◆ **Exercise**
Leave out the pictures and repeat every record exactly.

◆ **Data**
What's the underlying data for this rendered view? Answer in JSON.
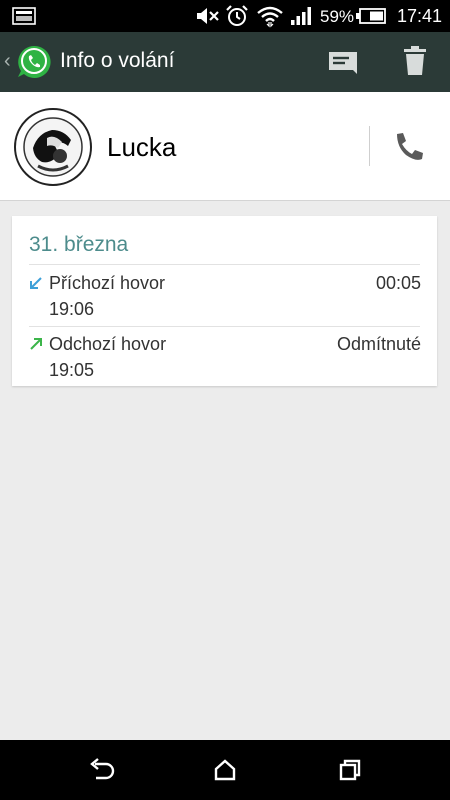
{
  "status_bar": {
    "battery_percent": "59%",
    "time": "17:41",
    "icons": [
      "screenshot-icon",
      "mute-icon",
      "alarm-icon",
      "wifi-icon",
      "signal-icon",
      "battery-icon"
    ]
  },
  "action_bar": {
    "title": "Info o volání",
    "icons": [
      "back-chevron-icon",
      "whatsapp-logo-icon",
      "message-icon",
      "trash-icon"
    ]
  },
  "contact": {
    "name": "Lucka",
    "avatar_text": "REMEMBER THE SPIRIT OF SIXTYNINE",
    "icons": [
      "phone-icon"
    ]
  },
  "call_log": {
    "date": "31. března",
    "calls": [
      {
        "type": "Příchozí hovor",
        "time": "19:06",
        "detail": "00:05",
        "direction": "incoming",
        "arrow_color": "#3ea0d8"
      },
      {
        "type": "Odchozí hovor",
        "time": "19:05",
        "detail": "Odmítnuté",
        "direction": "outgoing",
        "arrow_color": "#3cb54a"
      }
    ]
  },
  "nav_bar": {
    "icons": [
      "back-icon",
      "home-icon",
      "recents-icon"
    ]
  },
  "colors": {
    "action_bar": "#2b3a37",
    "date_text": "#4d8c8c",
    "background": "#ececec",
    "whatsapp_green": "#2fb344"
  }
}
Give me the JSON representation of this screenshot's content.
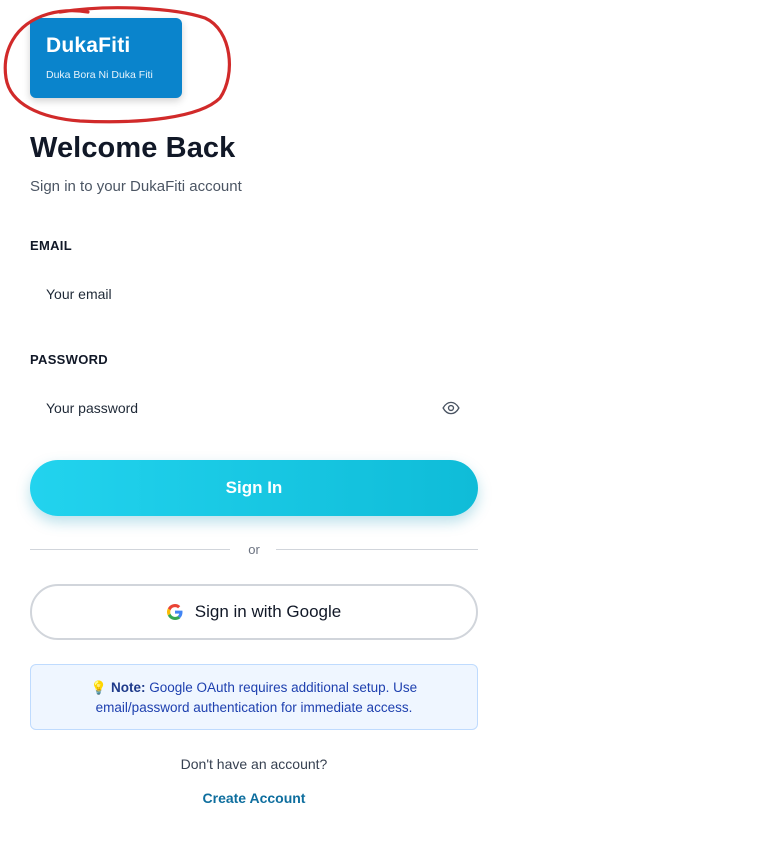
{
  "logo": {
    "title": "DukaFiti",
    "tagline": "Duka Bora Ni Duka Fiti"
  },
  "heading": "Welcome Back",
  "subheading": "Sign in to your DukaFiti account",
  "email": {
    "label": "EMAIL",
    "placeholder": "Your email",
    "value": ""
  },
  "password": {
    "label": "PASSWORD",
    "placeholder": "Your password",
    "value": "",
    "toggle_icon": "eye-icon"
  },
  "signin_button": "Sign In",
  "divider_text": "or",
  "google_button": {
    "label": "Sign in with Google",
    "icon": "google-icon"
  },
  "note": {
    "icon": "lightbulb-icon",
    "title": "Note:",
    "text": "Google OAuth requires additional setup. Use email/password authentication for immediate access."
  },
  "footer": {
    "prompt": "Don't have an account?",
    "link": "Create Account"
  },
  "colors": {
    "logo_bg": "#0a84cc",
    "primary_button": "#22d3ee",
    "annotation": "#d12a2a",
    "link": "#0e6e9e"
  }
}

◆ **Full output**
What's the underlying data for this rendered view? Answer in JSON.
{
  "status_bar": {
    "battery_percent": "59%",
    "time": "17:41",
    "icons": [
      "screenshot-icon",
      "mute-icon",
      "alarm-icon",
      "wifi-icon",
      "signal-icon",
      "battery-icon"
    ]
  },
  "action_bar": {
    "title": "Info o volání",
    "icons": [
      "back-chevron-icon",
      "whatsapp-logo-icon",
      "message-icon",
      "trash-icon"
    ]
  },
  "contact": {
    "name": "Lucka",
    "avatar_text": "REMEMBER THE SPIRIT OF SIXTYNINE",
    "icons": [
      "phone-icon"
    ]
  },
  "call_log": {
    "date": "31. března",
    "calls": [
      {
        "type": "Příchozí hovor",
        "time": "19:06",
        "detail": "00:05",
        "direction": "incoming",
        "arrow_color": "#3ea0d8"
      },
      {
        "type": "Odchozí hovor",
        "time": "19:05",
        "detail": "Odmítnuté",
        "direction": "outgoing",
        "arrow_color": "#3cb54a"
      }
    ]
  },
  "nav_bar": {
    "icons": [
      "back-icon",
      "home-icon",
      "recents-icon"
    ]
  },
  "colors": {
    "action_bar": "#2b3a37",
    "date_text": "#4d8c8c",
    "background": "#ececec",
    "whatsapp_green": "#2fb344"
  }
}
Give me the JSON representation of this screenshot's content.
{
  "logo": {
    "title": "DukaFiti",
    "tagline": "Duka Bora Ni Duka Fiti"
  },
  "heading": "Welcome Back",
  "subheading": "Sign in to your DukaFiti account",
  "email": {
    "label": "EMAIL",
    "placeholder": "Your email",
    "value": ""
  },
  "password": {
    "label": "PASSWORD",
    "placeholder": "Your password",
    "value": "",
    "toggle_icon": "eye-icon"
  },
  "signin_button": "Sign In",
  "divider_text": "or",
  "google_button": {
    "label": "Sign in with Google",
    "icon": "google-icon"
  },
  "note": {
    "icon": "lightbulb-icon",
    "title": "Note:",
    "text": "Google OAuth requires additional setup. Use email/password authentication for immediate access."
  },
  "footer": {
    "prompt": "Don't have an account?",
    "link": "Create Account"
  },
  "colors": {
    "logo_bg": "#0a84cc",
    "primary_button": "#22d3ee",
    "annotation": "#d12a2a",
    "link": "#0e6e9e"
  }
}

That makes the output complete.